#### [EXERCISE DIRECTIONS]
Write out each line word for word. Drop pictures.

#### [AVAILABLE DATA]
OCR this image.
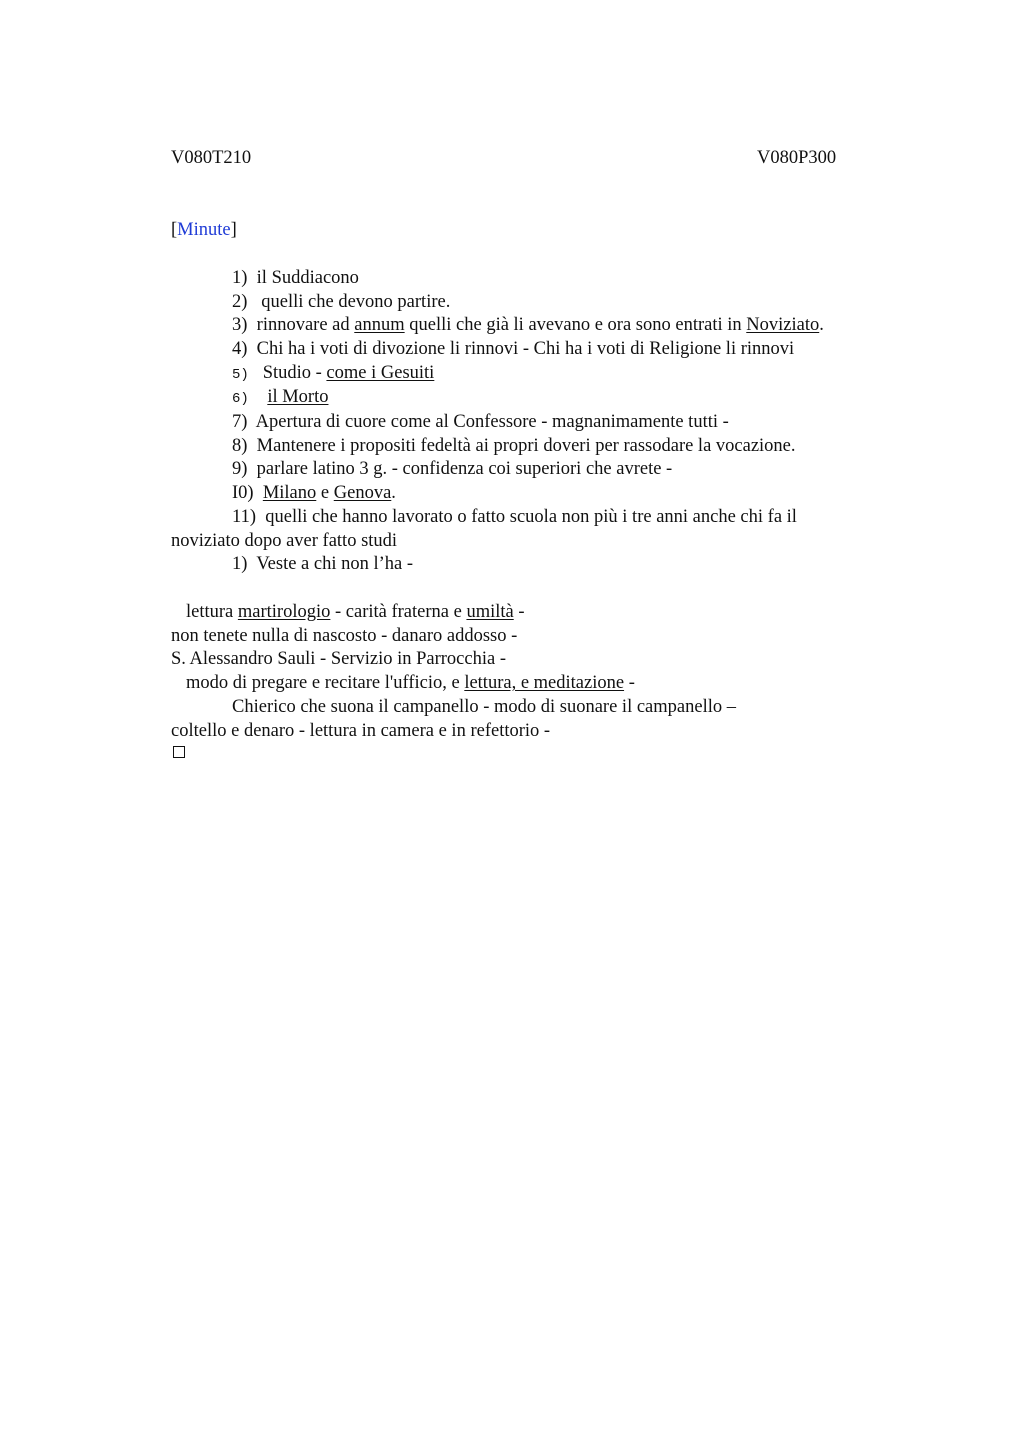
V080T210	V080P300
[Minute]
1) il Suddiacono
2) quelli che devono partire.
3) rinnovare ad annum quelli che già li avevano e ora sono entrati in Noviziato.
4) Chi ha i voti di divozione li rinnovi - Chi ha i voti di Religione li rinnovi
5) Studio - come i Gesuiti
6) il Morto
7) Apertura di cuore come al Confessore - magnanimamente tutti -
8) Mantenere i propositi fedeltà ai propri doveri per rassodare la vocazione.
9) parlare latino 3 g. - confidenza coi superiori che avrete -
I0) Milano e Genova.
11) quelli che hanno lavorato o fatto scuola non più i tre anni anche chi fa il
noviziato dopo aver fatto studi
1) Veste a chi non l’ha -
lettura martirologio - carità fraterna e umiltà -
non tenete nulla di nascosto - danaro addosso -
S. Alessandro Sauli - Servizio in Parrocchia -
modo di pregare e recitare l'ufficio, e lettura, e meditazione -
Chierico che suona il campanello - modo di suonare il campanello –
coltello e denaro - lettura in camera e in refettorio -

#### [CORRECT OUTPUT]
OCR this image.
V080T210	V080P300
[Minute]
1) il Suddiacono
2) quelli che devono partire.
3) rinnovare ad annum quelli che già li avevano e ora sono entrati in Noviziato.
4) Chi ha i voti di divozione li rinnovi - Chi ha i voti di Religione li rinnovi
5) Studio - come i Gesuiti
6) il Morto
7) Apertura di cuore come al Confessore - magnanimamente tutti -
8) Mantenere i propositi fedeltà ai propri doveri per rassodare la vocazione.
9) parlare latino 3 g. - confidenza coi superiori che avrete -
I0) Milano e Genova.
11) quelli che hanno lavorato o fatto scuola non più i tre anni anche chi fa il
noviziato dopo aver fatto studi
1) Veste a chi non l’ha -
lettura martirologio - carità fraterna e umiltà -
non tenete nulla di nascosto - danaro addosso -
S. Alessandro Sauli - Servizio in Parrocchia -
modo di pregare e recitare l'ufficio, e lettura, e meditazione -
Chierico che suona il campanello - modo di suonare il campanello –
coltello e denaro - lettura in camera e in refettorio -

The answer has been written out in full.